Dataset listings of figures
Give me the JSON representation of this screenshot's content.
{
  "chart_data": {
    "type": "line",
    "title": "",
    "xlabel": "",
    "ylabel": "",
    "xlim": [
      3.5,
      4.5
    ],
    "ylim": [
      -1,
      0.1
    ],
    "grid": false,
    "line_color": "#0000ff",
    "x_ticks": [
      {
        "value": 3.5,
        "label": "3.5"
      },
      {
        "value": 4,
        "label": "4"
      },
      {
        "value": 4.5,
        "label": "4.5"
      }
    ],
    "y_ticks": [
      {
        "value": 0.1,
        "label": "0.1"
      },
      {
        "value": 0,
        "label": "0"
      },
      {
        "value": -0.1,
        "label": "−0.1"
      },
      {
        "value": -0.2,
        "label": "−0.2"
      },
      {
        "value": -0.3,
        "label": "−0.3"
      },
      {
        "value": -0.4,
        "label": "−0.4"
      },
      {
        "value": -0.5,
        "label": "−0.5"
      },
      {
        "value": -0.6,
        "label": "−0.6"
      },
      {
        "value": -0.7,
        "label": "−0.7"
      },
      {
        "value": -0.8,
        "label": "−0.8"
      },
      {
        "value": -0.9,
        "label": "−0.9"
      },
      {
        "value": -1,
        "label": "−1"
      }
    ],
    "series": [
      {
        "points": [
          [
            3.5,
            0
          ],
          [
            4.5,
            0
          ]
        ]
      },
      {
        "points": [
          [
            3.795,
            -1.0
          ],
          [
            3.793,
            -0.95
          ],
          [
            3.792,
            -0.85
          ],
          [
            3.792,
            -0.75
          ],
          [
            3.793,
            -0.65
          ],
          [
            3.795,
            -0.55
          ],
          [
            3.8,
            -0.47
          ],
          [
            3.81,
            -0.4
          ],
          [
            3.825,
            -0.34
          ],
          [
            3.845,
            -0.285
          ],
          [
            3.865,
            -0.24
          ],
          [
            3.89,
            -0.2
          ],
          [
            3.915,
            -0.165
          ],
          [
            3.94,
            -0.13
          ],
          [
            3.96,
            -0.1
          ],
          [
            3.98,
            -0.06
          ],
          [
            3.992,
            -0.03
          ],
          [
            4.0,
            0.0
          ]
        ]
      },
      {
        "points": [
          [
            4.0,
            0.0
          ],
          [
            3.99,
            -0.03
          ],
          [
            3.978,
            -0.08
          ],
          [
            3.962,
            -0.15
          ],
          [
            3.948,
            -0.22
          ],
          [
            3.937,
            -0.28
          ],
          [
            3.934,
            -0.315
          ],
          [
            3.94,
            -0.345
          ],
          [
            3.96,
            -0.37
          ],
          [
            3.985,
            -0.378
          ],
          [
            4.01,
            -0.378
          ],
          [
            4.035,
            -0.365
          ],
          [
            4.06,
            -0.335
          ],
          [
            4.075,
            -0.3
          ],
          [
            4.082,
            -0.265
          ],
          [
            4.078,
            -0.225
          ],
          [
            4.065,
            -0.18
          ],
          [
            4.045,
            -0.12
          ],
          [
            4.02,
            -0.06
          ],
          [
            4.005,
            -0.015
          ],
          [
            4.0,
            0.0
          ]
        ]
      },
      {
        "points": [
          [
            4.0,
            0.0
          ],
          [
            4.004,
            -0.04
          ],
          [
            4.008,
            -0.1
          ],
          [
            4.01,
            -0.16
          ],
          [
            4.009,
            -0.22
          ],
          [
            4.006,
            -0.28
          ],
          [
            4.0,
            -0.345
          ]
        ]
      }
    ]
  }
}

---

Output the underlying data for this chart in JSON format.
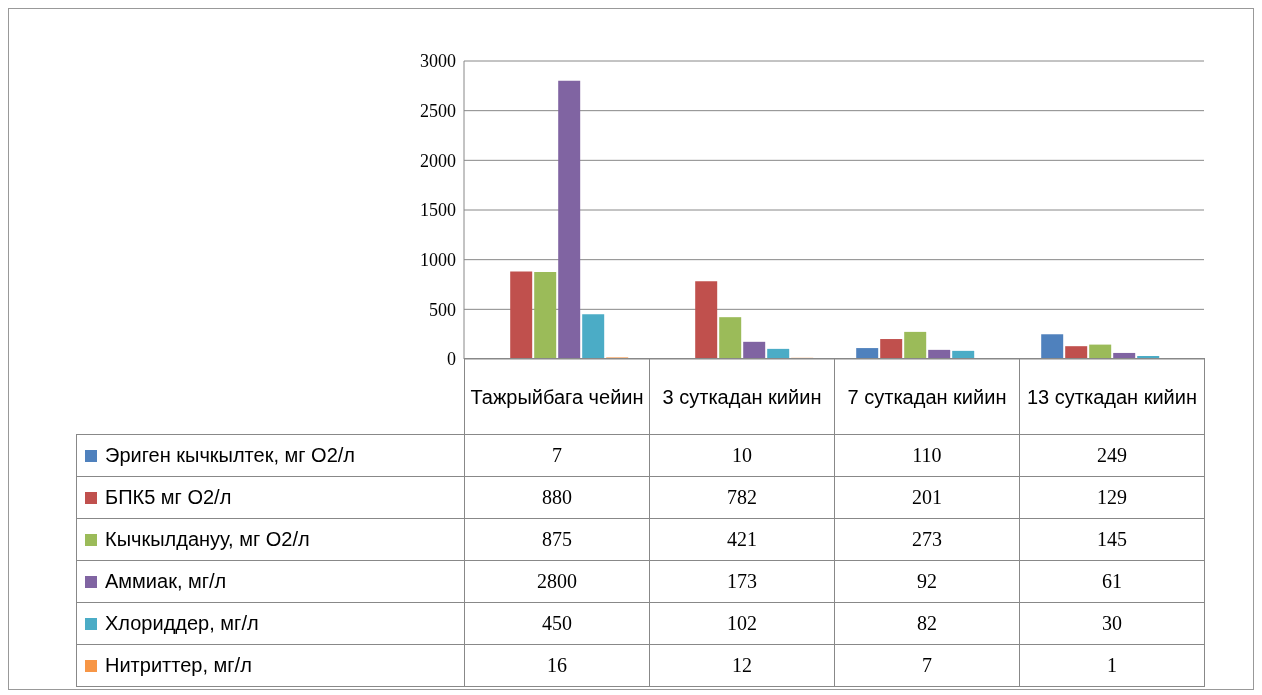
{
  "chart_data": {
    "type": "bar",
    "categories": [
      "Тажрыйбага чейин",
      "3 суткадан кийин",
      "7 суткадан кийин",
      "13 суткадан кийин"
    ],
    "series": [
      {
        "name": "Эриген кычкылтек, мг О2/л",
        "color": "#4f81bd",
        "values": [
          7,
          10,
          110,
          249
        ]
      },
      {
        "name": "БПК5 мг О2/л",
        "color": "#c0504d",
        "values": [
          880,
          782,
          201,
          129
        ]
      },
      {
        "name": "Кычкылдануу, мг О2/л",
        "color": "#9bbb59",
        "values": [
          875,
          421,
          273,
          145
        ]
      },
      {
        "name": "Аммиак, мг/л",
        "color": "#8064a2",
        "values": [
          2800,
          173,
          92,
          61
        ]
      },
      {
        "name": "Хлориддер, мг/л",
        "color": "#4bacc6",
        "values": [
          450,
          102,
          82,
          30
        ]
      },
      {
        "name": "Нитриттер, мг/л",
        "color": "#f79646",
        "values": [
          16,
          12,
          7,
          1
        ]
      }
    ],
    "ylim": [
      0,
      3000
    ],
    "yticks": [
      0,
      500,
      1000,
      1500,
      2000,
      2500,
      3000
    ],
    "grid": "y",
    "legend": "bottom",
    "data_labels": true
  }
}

AIM:
Identify and list each line with the word "name".

WRITTEN ANSWER:
        "name": "Эриген кычкылтек, мг О2/л",
        "name": "БПК5 мг О2/л",
        "name": "Кычкылдануу, мг О2/л",
        "name": "Аммиак, мг/л",
        "name": "Хлориддер, мг/л",
        "name": "Нитриттер, мг/л",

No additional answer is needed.